● WORK REQUIRED
All of the data needs to be repeated exactly.

● DATA SECTION
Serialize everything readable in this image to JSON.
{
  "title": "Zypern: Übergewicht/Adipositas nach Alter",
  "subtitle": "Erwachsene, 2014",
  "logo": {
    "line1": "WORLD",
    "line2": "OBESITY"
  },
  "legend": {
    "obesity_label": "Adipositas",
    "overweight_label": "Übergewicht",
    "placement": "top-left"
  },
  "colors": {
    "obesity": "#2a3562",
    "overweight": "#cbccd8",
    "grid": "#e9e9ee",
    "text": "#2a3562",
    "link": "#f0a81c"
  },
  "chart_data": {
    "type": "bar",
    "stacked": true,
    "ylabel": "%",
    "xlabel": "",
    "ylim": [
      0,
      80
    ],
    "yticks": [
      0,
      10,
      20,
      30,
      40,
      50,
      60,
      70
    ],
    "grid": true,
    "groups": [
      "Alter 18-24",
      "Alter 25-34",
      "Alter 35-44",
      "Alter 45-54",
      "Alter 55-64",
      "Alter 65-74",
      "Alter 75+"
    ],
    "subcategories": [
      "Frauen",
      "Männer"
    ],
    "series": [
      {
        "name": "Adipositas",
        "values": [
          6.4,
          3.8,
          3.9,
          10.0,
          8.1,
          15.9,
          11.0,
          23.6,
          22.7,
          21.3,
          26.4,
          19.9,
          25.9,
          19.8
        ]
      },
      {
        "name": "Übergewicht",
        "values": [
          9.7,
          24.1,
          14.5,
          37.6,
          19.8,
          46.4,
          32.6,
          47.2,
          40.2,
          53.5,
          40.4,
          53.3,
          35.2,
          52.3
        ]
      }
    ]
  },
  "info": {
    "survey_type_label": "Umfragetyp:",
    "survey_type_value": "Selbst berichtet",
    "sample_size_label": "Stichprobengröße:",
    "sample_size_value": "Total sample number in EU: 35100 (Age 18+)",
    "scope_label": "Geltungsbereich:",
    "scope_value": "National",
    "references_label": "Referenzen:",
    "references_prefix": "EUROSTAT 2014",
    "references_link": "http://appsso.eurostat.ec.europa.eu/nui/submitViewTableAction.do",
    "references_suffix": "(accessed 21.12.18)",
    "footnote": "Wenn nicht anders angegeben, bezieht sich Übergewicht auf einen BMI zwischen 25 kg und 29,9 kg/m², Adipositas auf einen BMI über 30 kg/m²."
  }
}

● SOLUTION TO THE EXERCISE
Serialize everything readable in this image to JSON.
{
  "title": "Zypern: Übergewicht/Adipositas nach Alter",
  "subtitle": "Erwachsene, 2014",
  "logo": {
    "line1": "WORLD",
    "line2": "OBESITY"
  },
  "legend": {
    "obesity_label": "Adipositas",
    "overweight_label": "Übergewicht",
    "placement": "top-left"
  },
  "colors": {
    "obesity": "#2a3562",
    "overweight": "#cbccd8",
    "grid": "#e9e9ee",
    "text": "#2a3562",
    "link": "#f0a81c"
  },
  "chart_data": {
    "type": "bar",
    "stacked": true,
    "ylabel": "%",
    "xlabel": "",
    "ylim": [
      0,
      80
    ],
    "yticks": [
      0,
      10,
      20,
      30,
      40,
      50,
      60,
      70
    ],
    "grid": true,
    "groups": [
      "Alter 18-24",
      "Alter 25-34",
      "Alter 35-44",
      "Alter 45-54",
      "Alter 55-64",
      "Alter 65-74",
      "Alter 75+"
    ],
    "subcategories": [
      "Frauen",
      "Männer"
    ],
    "series": [
      {
        "name": "Adipositas",
        "values": [
          6.4,
          3.8,
          3.9,
          10.0,
          8.1,
          15.9,
          11.0,
          23.6,
          22.7,
          21.3,
          26.4,
          19.9,
          25.9,
          19.8
        ]
      },
      {
        "name": "Übergewicht",
        "values": [
          9.7,
          24.1,
          14.5,
          37.6,
          19.8,
          46.4,
          32.6,
          47.2,
          40.2,
          53.5,
          40.4,
          53.3,
          35.2,
          52.3
        ]
      }
    ]
  },
  "info": {
    "survey_type_label": "Umfragetyp:",
    "survey_type_value": "Selbst berichtet",
    "sample_size_label": "Stichprobengröße:",
    "sample_size_value": "Total sample number in EU: 35100 (Age 18+)",
    "scope_label": "Geltungsbereich:",
    "scope_value": "National",
    "references_label": "Referenzen:",
    "references_prefix": "EUROSTAT 2014",
    "references_link": "http://appsso.eurostat.ec.europa.eu/nui/submitViewTableAction.do",
    "references_suffix": "(accessed 21.12.18)",
    "footnote": "Wenn nicht anders angegeben, bezieht sich Übergewicht auf einen BMI zwischen 25 kg und 29,9 kg/m², Adipositas auf einen BMI über 30 kg/m²."
  }
}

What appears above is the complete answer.